[PROBLEM DETAILS]:
Write out the lines word for word, from the first line through the line that contains "row-label-difference-map: Difference map", and include that line too.

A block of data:
□ □ □ □

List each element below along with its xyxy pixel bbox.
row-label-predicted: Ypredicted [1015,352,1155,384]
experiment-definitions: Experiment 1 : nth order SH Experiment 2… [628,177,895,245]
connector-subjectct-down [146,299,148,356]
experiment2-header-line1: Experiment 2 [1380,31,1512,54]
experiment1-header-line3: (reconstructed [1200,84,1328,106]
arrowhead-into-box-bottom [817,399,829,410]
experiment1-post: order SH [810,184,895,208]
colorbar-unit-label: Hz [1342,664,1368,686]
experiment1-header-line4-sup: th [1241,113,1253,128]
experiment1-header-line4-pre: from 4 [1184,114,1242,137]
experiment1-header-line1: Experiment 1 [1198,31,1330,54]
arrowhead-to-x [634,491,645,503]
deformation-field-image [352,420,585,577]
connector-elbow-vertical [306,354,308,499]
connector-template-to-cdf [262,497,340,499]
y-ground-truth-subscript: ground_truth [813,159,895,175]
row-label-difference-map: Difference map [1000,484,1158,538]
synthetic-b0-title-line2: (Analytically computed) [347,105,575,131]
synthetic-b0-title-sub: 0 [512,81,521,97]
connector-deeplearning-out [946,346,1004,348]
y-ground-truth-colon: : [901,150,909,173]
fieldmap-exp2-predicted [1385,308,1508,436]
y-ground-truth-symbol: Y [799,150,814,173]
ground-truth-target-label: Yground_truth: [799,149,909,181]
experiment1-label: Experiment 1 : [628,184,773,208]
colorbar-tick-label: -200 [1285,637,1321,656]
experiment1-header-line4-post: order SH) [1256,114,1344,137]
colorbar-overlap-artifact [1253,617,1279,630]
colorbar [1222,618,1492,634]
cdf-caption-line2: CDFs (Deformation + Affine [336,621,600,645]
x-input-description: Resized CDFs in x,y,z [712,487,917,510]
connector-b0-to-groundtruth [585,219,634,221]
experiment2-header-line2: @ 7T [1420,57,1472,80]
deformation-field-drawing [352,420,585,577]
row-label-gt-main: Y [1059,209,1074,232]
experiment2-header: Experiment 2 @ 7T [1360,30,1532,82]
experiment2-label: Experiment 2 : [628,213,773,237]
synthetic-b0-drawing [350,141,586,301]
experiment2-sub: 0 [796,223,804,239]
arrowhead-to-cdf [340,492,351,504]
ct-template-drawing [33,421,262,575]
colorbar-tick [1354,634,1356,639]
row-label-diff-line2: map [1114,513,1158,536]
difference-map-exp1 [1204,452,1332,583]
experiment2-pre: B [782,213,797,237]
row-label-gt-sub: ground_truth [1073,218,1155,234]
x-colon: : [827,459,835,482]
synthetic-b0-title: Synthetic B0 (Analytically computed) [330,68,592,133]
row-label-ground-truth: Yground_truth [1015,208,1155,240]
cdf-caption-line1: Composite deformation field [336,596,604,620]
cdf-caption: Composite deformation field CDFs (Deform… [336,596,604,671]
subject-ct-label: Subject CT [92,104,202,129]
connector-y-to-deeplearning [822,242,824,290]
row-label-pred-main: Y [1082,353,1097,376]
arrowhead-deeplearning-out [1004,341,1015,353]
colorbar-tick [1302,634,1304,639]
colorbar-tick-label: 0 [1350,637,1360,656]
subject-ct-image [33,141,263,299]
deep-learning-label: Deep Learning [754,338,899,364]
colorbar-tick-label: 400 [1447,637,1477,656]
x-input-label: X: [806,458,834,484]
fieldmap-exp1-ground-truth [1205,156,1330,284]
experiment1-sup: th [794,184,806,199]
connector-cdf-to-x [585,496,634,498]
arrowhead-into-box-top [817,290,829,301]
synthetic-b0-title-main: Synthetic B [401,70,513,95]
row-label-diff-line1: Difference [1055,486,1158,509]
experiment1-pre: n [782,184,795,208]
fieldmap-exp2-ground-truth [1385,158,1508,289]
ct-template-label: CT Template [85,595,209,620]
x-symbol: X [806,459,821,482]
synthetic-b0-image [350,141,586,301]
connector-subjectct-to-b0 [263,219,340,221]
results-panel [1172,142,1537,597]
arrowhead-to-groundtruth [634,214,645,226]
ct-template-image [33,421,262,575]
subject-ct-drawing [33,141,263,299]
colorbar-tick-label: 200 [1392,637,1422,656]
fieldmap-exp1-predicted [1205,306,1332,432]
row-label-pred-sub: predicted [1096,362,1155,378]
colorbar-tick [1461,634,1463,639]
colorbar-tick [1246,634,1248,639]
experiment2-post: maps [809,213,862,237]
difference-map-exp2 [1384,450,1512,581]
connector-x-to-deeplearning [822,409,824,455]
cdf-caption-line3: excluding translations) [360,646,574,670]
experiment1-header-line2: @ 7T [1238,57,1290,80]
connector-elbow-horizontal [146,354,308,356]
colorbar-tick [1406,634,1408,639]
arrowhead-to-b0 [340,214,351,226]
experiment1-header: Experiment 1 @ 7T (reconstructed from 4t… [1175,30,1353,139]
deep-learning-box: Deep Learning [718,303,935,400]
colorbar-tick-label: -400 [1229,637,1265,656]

□ □ □ □

[FINISHED EXERCISE]:
List each element below along with its xyxy pixel bbox.
row-label-predicted: Ypredicted [1015,352,1155,384]
experiment-definitions: Experiment 1 : nth order SH Experiment 2… [628,177,895,245]
connector-subjectct-down [146,299,148,356]
experiment2-header-line1: Experiment 2 [1380,31,1512,54]
experiment1-header-line3: (reconstructed [1200,84,1328,106]
arrowhead-into-box-bottom [817,399,829,410]
experiment1-post: order SH [810,184,895,208]
colorbar-unit-label: Hz [1342,664,1368,686]
experiment1-header-line4-sup: th [1241,113,1253,128]
experiment1-header-line4-pre: from 4 [1184,114,1242,137]
experiment1-header-line1: Experiment 1 [1198,31,1330,54]
arrowhead-to-x [634,491,645,503]
deformation-field-image [352,420,585,577]
connector-elbow-vertical [306,354,308,499]
connector-template-to-cdf [262,497,340,499]
y-ground-truth-subscript: ground_truth [813,159,895,175]
row-label-difference-map: Difference map [1000,484,1158,538]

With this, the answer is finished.